DIRECTIVE:
Copy out each line of the material below with no changes.

MATERIAL TO PROCESS:
───
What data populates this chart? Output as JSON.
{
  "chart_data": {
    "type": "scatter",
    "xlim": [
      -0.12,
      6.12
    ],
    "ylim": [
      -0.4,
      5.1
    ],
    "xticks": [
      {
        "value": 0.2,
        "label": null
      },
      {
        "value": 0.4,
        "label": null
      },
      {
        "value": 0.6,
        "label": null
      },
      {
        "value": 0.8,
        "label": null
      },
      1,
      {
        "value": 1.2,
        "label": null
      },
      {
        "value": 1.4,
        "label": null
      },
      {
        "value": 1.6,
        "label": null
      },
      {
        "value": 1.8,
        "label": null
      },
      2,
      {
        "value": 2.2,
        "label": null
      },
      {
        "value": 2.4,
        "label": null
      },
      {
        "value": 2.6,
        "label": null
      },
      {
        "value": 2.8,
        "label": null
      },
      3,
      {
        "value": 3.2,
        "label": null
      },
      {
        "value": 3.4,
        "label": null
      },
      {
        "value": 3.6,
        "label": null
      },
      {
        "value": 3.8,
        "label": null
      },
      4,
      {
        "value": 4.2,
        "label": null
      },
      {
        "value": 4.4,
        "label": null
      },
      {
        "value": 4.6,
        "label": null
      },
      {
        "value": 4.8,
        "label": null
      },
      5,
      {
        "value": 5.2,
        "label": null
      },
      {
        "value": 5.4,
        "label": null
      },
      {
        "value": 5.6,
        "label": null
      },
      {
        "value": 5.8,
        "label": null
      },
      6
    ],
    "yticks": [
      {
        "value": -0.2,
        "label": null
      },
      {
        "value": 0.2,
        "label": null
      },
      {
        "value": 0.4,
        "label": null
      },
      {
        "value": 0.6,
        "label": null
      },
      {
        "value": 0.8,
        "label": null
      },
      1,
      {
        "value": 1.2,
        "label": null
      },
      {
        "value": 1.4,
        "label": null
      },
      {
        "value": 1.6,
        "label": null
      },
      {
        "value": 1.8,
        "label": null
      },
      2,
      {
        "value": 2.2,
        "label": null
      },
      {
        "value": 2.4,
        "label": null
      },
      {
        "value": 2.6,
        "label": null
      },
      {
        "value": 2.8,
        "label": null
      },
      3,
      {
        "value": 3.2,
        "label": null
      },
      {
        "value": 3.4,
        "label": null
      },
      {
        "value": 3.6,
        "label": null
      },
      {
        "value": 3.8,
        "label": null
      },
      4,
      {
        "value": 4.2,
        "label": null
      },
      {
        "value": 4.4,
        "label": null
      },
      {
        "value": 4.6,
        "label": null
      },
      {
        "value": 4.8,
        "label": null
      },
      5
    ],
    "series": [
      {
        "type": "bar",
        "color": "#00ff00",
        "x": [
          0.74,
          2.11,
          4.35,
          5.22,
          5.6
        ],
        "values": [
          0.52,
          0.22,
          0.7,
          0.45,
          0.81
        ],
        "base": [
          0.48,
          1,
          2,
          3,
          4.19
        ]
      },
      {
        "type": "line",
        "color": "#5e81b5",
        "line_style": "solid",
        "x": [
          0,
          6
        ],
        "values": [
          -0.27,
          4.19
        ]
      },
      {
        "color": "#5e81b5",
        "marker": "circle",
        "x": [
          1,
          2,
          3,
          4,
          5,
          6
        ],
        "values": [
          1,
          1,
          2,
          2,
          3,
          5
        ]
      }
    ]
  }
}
───
THE OUTPUT:
What data populates this chart? Output as JSON.
{
  "chart_data": {
    "type": "scatter",
    "xlim": [
      -0.12,
      6.12
    ],
    "ylim": [
      -0.4,
      5.1
    ],
    "xticks": [
      {
        "value": 0.2,
        "label": null
      },
      {
        "value": 0.4,
        "label": null
      },
      {
        "value": 0.6,
        "label": null
      },
      {
        "value": 0.8,
        "label": null
      },
      1,
      {
        "value": 1.2,
        "label": null
      },
      {
        "value": 1.4,
        "label": null
      },
      {
        "value": 1.6,
        "label": null
      },
      {
        "value": 1.8,
        "label": null
      },
      2,
      {
        "value": 2.2,
        "label": null
      },
      {
        "value": 2.4,
        "label": null
      },
      {
        "value": 2.6,
        "label": null
      },
      {
        "value": 2.8,
        "label": null
      },
      3,
      {
        "value": 3.2,
        "label": null
      },
      {
        "value": 3.4,
        "label": null
      },
      {
        "value": 3.6,
        "label": null
      },
      {
        "value": 3.8,
        "label": null
      },
      4,
      {
        "value": 4.2,
        "label": null
      },
      {
        "value": 4.4,
        "label": null
      },
      {
        "value": 4.6,
        "label": null
      },
      {
        "value": 4.8,
        "label": null
      },
      5,
      {
        "value": 5.2,
        "label": null
      },
      {
        "value": 5.4,
        "label": null
      },
      {
        "value": 5.6,
        "label": null
      },
      {
        "value": 5.8,
        "label": null
      },
      6
    ],
    "yticks": [
      {
        "value": -0.2,
        "label": null
      },
      {
        "value": 0.2,
        "label": null
      },
      {
        "value": 0.4,
        "label": null
      },
      {
        "value": 0.6,
        "label": null
      },
      {
        "value": 0.8,
        "label": null
      },
      1,
      {
        "value": 1.2,
        "label": null
      },
      {
        "value": 1.4,
        "label": null
      },
      {
        "value": 1.6,
        "label": null
      },
      {
        "value": 1.8,
        "label": null
      },
      2,
      {
        "value": 2.2,
        "label": null
      },
      {
        "value": 2.4,
        "label": null
      },
      {
        "value": 2.6,
        "label": null
      },
      {
        "value": 2.8,
        "label": null
      },
      3,
      {
        "value": 3.2,
        "label": null
      },
      {
        "value": 3.4,
        "label": null
      },
      {
        "value": 3.6,
        "label": null
      },
      {
        "value": 3.8,
        "label": null
      },
      4,
      {
        "value": 4.2,
        "label": null
      },
      {
        "value": 4.4,
        "label": null
      },
      {
        "value": 4.6,
        "label": null
      },
      {
        "value": 4.8,
        "label": null
      },
      5
    ],
    "series": [
      {
        "type": "bar",
        "color": "#00ff00",
        "x": [
          0.74,
          2.11,
          4.35,
          5.22,
          5.6
        ],
        "values": [
          0.52,
          0.22,
          0.7,
          0.45,
          0.81
        ],
        "base": [
          0.48,
          1,
          2,
          3,
          4.19
        ]
      },
      {
        "type": "line",
        "color": "#5e81b5",
        "line_style": "solid",
        "x": [
          0,
          6
        ],
        "values": [
          -0.27,
          4.19
        ]
      },
      {
        "color": "#5e81b5",
        "marker": "circle",
        "x": [
          1,
          2,
          3,
          4,
          5,
          6
        ],
        "values": [
          1,
          1,
          2,
          2,
          3,
          5
        ]
      }
    ]
  }
}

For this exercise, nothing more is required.